Collected data entries:

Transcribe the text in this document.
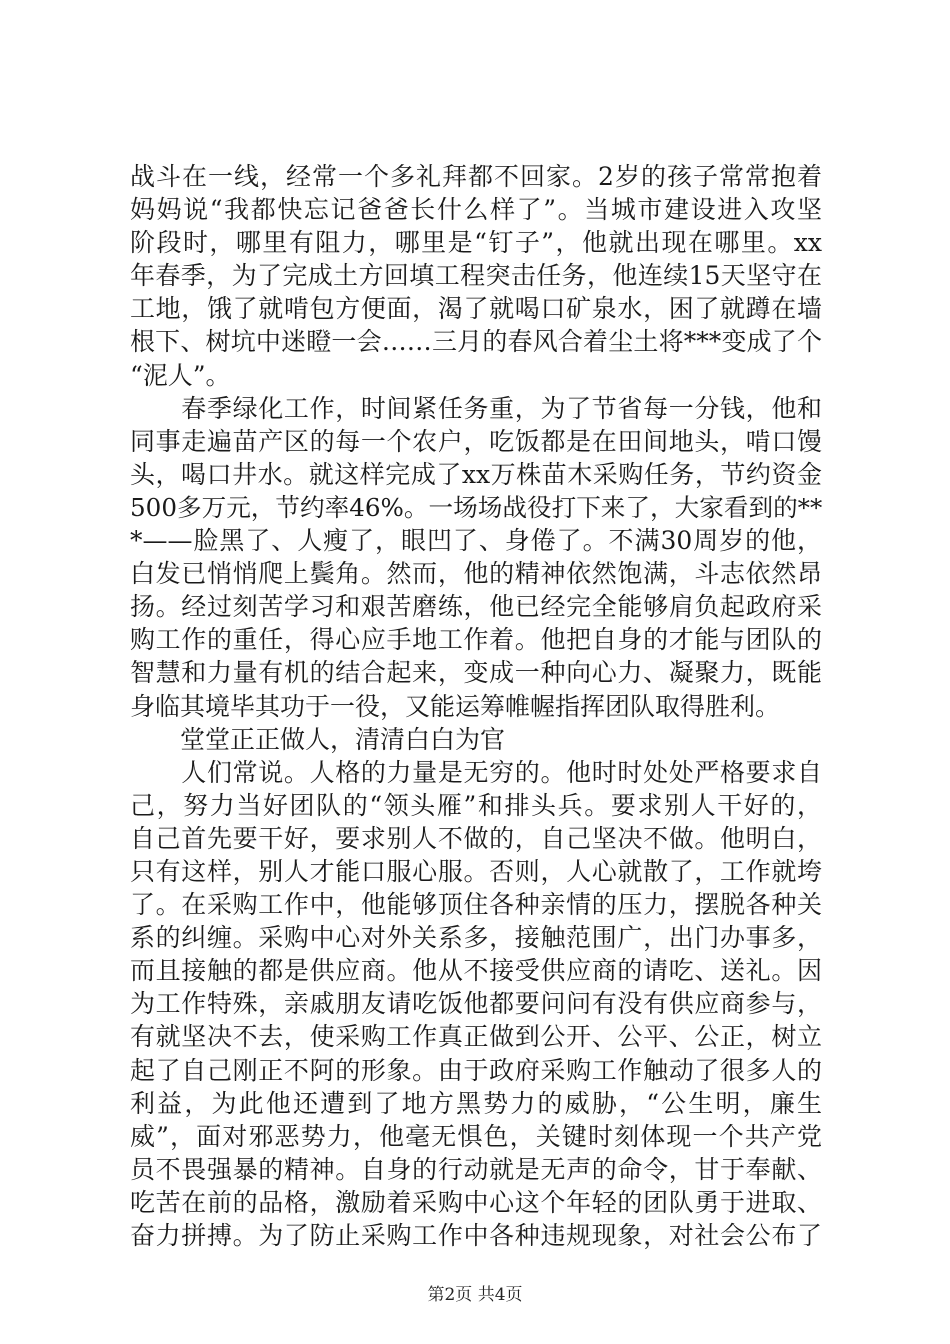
战斗在一线，经常一个多礼拜都不回家。2岁的孩子常常抱着
妈妈说“我都快忘记爸爸长什么样了”。当城市建设进入攻坚
阶段时，哪里有阻力，哪里是“钉子”，他就出现在哪里。xx
年春季，为了完成土方回填工程突击任务，他连续15天坚守在
工地，饿了就啃包方便面，渴了就喝口矿泉水，困了就蹲在墙
根下、树坑中迷瞪一会……三月的春风合着尘土将***变成了个
“泥人”。
　　春季绿化工作，时间紧任务重，为了节省每一分钱，他和
同事走遍苗产区的每一个农户，吃饭都是在田间地头，啃口馒
头，喝口井水。就这样完成了xx万株苗木采购任务，节约资金
500多万元，节约率46%。一场场战役打下来了，大家看到的**
*——脸黑了、人瘦了，眼凹了、身倦了。不满30周岁的他，
白发已悄悄爬上鬓角。然而，他的精神依然饱满，斗志依然昂
扬。经过刻苦学习和艰苦磨练，他已经完全能够肩负起政府采
购工作的重任，得心应手地工作着。他把自身的才能与团队的
智慧和力量有机的结合起来，变成一种向心力、凝聚力，既能
身临其境毕其功于一役，又能运筹帷幄指挥团队取得胜利。
　　堂堂正正做人，清清白白为官
　　人们常说。人格的力量是无穷的。他时时处处严格要求自
己，努力当好团队的“领头雁”和排头兵。要求别人干好的，
自己首先要干好，要求别人不做的，自己坚决不做。他明白，
只有这样，别人才能口服心服。否则，人心就散了，工作就垮
了。在采购工作中，他能够顶住各种亲情的压力，摆脱各种关
系的纠缠。采购中心对外关系多，接触范围广，出门办事多，
而且接触的都是供应商。他从不接受供应商的请吃、送礼。因
为工作特殊，亲戚朋友请吃饭他都要问问有没有供应商参与，
有就坚决不去，使采购工作真正做到公开、公平、公正，树立
起了自己刚正不阿的形象。由于政府采购工作触动了很多人的
利益，为此他还遭到了地方黑势力的威胁，“公生明，廉生
威”，面对邪恶势力，他毫无惧色，关键时刻体现一个共产党
员不畏强暴的精神。自身的行动就是无声的命令，甘于奉献、
吃苦在前的品格，激励着采购中心这个年轻的团队勇于进取、
奋力拼搏。为了防止采购工作中各种违规现象，对社会公布了
第2页 共4页
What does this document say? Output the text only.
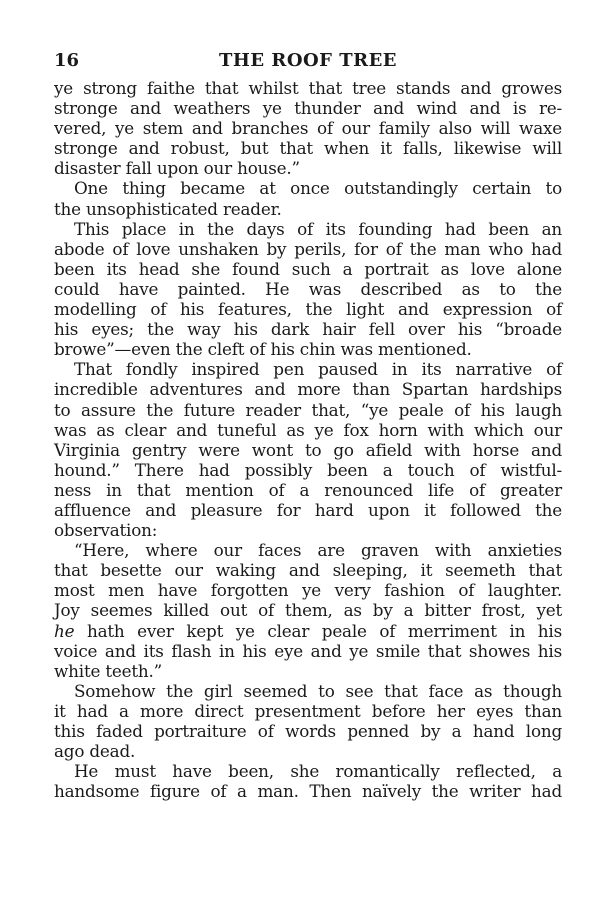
16	THE ROOF TREE
ye strong faithe that whilst that tree stands and growes
stronge and weathers ye thunder and wind and is re-
vered, ye stem and branches of our family also will waxe
stronge and robust, but that when it falls, likewise will
disaster fall upon our house.”
One thing became at once outstandingly certain to
the unsophisticated reader.
This place in the days of its founding had been an
abode of love unshaken by perils, for of the man who had
been its head she found such a portrait as love alone
could have painted. He was described as to the
modelling of his features, the light and expression of
his eyes; the way his dark hair fell over his “broade
browe”—even the cleft of his chin was mentioned.
That fondly inspired pen paused in its narrative of
incredible adventures and more than Spartan hardships
to assure the future reader that, “ye peale of his laugh
was as clear and tuneful as ye fox horn with which our
Virginia gentry were wont to go afield with horse and
hound.” There had possibly been a touch of wistful-
ness in that mention of a renounced life of greater
affluence and pleasure for hard upon it followed the
observation:
“Here, where our faces are graven with anxieties
that besette our waking and sleeping, it seemeth that
most men have forgotten ye very fashion of laughter.
Joy seemes killed out of them, as by a bitter frost, yet
he hath ever kept ye clear peale of merriment in his
voice and its flash in his eye and ye smile that showes his
white teeth.”
Somehow the girl seemed to see that face as though
it had a more direct presentment before her eyes than
this faded portraiture of words penned by a hand long
ago dead.
He must have been, she romantically reflected, a
handsome figure of a man. Then naïvely the writer had
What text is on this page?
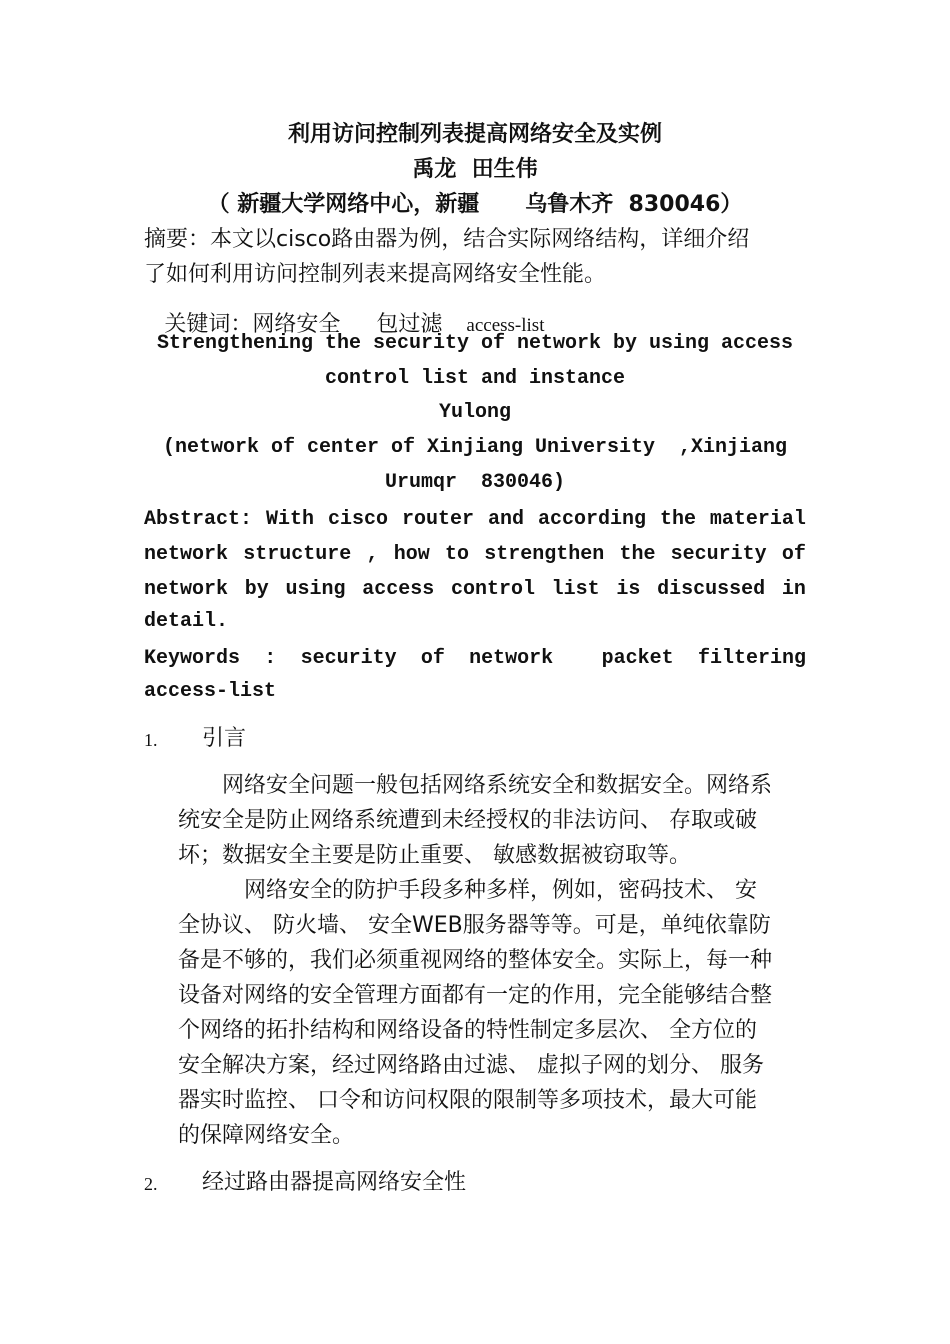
利用访问控制列表提高网络安全及实例
禹龙  田生伟
（ 新疆大学网络中心，新疆      乌鲁木齐  830046）
摘要：本文以cisco路由器为例，结合实际网络结构，详细介绍
了如何利用访问控制列表来提高网络安全性能。

关键词：网络安全 包过滤 access-list

Strengthening the security of network by using access
control list and instance
Yulong
(network of center of Xinjiang University  ,Xinjiang
Urumqr  830046)
Abstract: With cisco router and according the material
network structure , how to strengthen the security of
network by using access control list is discussed in
detail.
Keywords : security of network packet filtering
access-list
1. 引言
网络安全问题一般包括网络系统安全和数据安全。网络系
统安全是防止网络系统遭到未经授权的非法访问、 存取或破
坏；数据安全主要是防止重要、 敏感数据被窃取等。
网络安全的防护手段多种多样，例如，密码技术、 安
全协议、 防火墙、 安全WEB服务器等等。可是，单纯依靠防
备是不够的，我们必须重视网络的整体安全。实际上，每一种
设备对网络的安全管理方面都有一定的作用，完全能够结合整
个网络的拓扑结构和网络设备的特性制定多层次、 全方位的
安全解决方案，经过网络路由过滤、 虚拟子网的划分、 服务
器实时监控、 口令和访问权限的限制等多项技术，最大可能
的保障网络安全。
2. 经过路由器提高网络安全性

#### [Task objective]
Copy every record character for character. Skip the pictures.

#### [Reply to the exercise]
Transcribe the text in this document.
战斗在一线，经常一个多礼拜都不回家。2岁的孩子常常抱着
妈妈说“我都快忘记爸爸长什么样了”。当城市建设进入攻坚
阶段时，哪里有阻力，哪里是“钉子”，他就出现在哪里。xx
年春季，为了完成土方回填工程突击任务，他连续15天坚守在
工地，饿了就啃包方便面，渴了就喝口矿泉水，困了就蹲在墙
根下、树坑中迷瞪一会……三月的春风合着尘土将***变成了个
“泥人”。
　　春季绿化工作，时间紧任务重，为了节省每一分钱，他和
同事走遍苗产区的每一个农户，吃饭都是在田间地头，啃口馒
头，喝口井水。就这样完成了xx万株苗木采购任务，节约资金
500多万元，节约率46%。一场场战役打下来了，大家看到的**
*——脸黑了、人瘦了，眼凹了、身倦了。不满30周岁的他，
白发已悄悄爬上鬓角。然而，他的精神依然饱满，斗志依然昂
扬。经过刻苦学习和艰苦磨练，他已经完全能够肩负起政府采
购工作的重任，得心应手地工作着。他把自身的才能与团队的
智慧和力量有机的结合起来，变成一种向心力、凝聚力，既能
身临其境毕其功于一役，又能运筹帷幄指挥团队取得胜利。
　　堂堂正正做人，清清白白为官
　　人们常说。人格的力量是无穷的。他时时处处严格要求自
己，努力当好团队的“领头雁”和排头兵。要求别人干好的，
自己首先要干好，要求别人不做的，自己坚决不做。他明白，
只有这样，别人才能口服心服。否则，人心就散了，工作就垮
了。在采购工作中，他能够顶住各种亲情的压力，摆脱各种关
系的纠缠。采购中心对外关系多，接触范围广，出门办事多，
而且接触的都是供应商。他从不接受供应商的请吃、送礼。因
为工作特殊，亲戚朋友请吃饭他都要问问有没有供应商参与，
有就坚决不去，使采购工作真正做到公开、公平、公正，树立
起了自己刚正不阿的形象。由于政府采购工作触动了很多人的
利益，为此他还遭到了地方黑势力的威胁，“公生明，廉生
威”，面对邪恶势力，他毫无惧色，关键时刻体现一个共产党
员不畏强暴的精神。自身的行动就是无声的命令，甘于奉献、
吃苦在前的品格，激励着采购中心这个年轻的团队勇于进取、
奋力拼搏。为了防止采购工作中各种违规现象，对社会公布了
第2页 共4页
What does this document say? Output the text only.
16	THE ROOF TREE
ye strong faithe that whilst that tree stands and growes
stronge and weathers ye thunder and wind and is re-
vered, ye stem and branches of our family also will waxe
stronge and robust, but that when it falls, likewise will
disaster fall upon our house.”
One thing became at once outstandingly certain to
the unsophisticated reader.
This place in the days of its founding had been an
abode of love unshaken by perils, for of the man who had
been its head she found such a portrait as love alone
could have painted. He was described as to the
modelling of his features, the light and expression of
his eyes; the way his dark hair fell over his “broade
browe”—even the cleft of his chin was mentioned.
That fondly inspired pen paused in its narrative of
incredible adventures and more than Spartan hardships
to assure the future reader that, “ye peale of his laugh
was as clear and tuneful as ye fox horn with which our
Virginia gentry were wont to go afield with horse and
hound.” There had possibly been a touch of wistful-
ness in that mention of a renounced life of greater
affluence and pleasure for hard upon it followed the
observation:
“Here, where our faces are graven with anxieties
that besette our waking and sleeping, it seemeth that
most men have forgotten ye very fashion of laughter.
Joy seemes killed out of them, as by a bitter frost, yet
he hath ever kept ye clear peale of merriment in his
voice and its flash in his eye and ye smile that showes his
white teeth.”
Somehow the girl seemed to see that face as though
it had a more direct presentment before her eyes than
this faded portraiture of words penned by a hand long
ago dead.
He must have been, she romantically reflected, a
handsome figure of a man. Then naïvely the writer had
What text is on this page?
利用访问控制列表提高网络安全及实例
禹龙  田生伟
（ 新疆大学网络中心，新疆      乌鲁木齐  830046）
摘要：本文以cisco路由器为例，结合实际网络结构，详细介绍
了如何利用访问控制列表来提高网络安全性能。

关键词：网络安全 包过滤 access-list

Strengthening the security of network by using access
control list and instance
Yulong
(network of center of Xinjiang University  ,Xinjiang
Urumqr  830046)
Abstract: With cisco router and according the material
network structure , how to strengthen the security of
network by using access control list is discussed in
detail.
Keywords : security of network packet filtering
access-list
1. 引言
网络安全问题一般包括网络系统安全和数据安全。网络系
统安全是防止网络系统遭到未经授权的非法访问、 存取或破
坏；数据安全主要是防止重要、 敏感数据被窃取等。
网络安全的防护手段多种多样，例如，密码技术、 安
全协议、 防火墙、 安全WEB服务器等等。可是，单纯依靠防
备是不够的，我们必须重视网络的整体安全。实际上，每一种
设备对网络的安全管理方面都有一定的作用，完全能够结合整
个网络的拓扑结构和网络设备的特性制定多层次、 全方位的
安全解决方案，经过网络路由过滤、 虚拟子网的划分、 服务
器实时监控、 口令和访问权限的限制等多项技术，最大可能
的保障网络安全。
2. 经过路由器提高网络安全性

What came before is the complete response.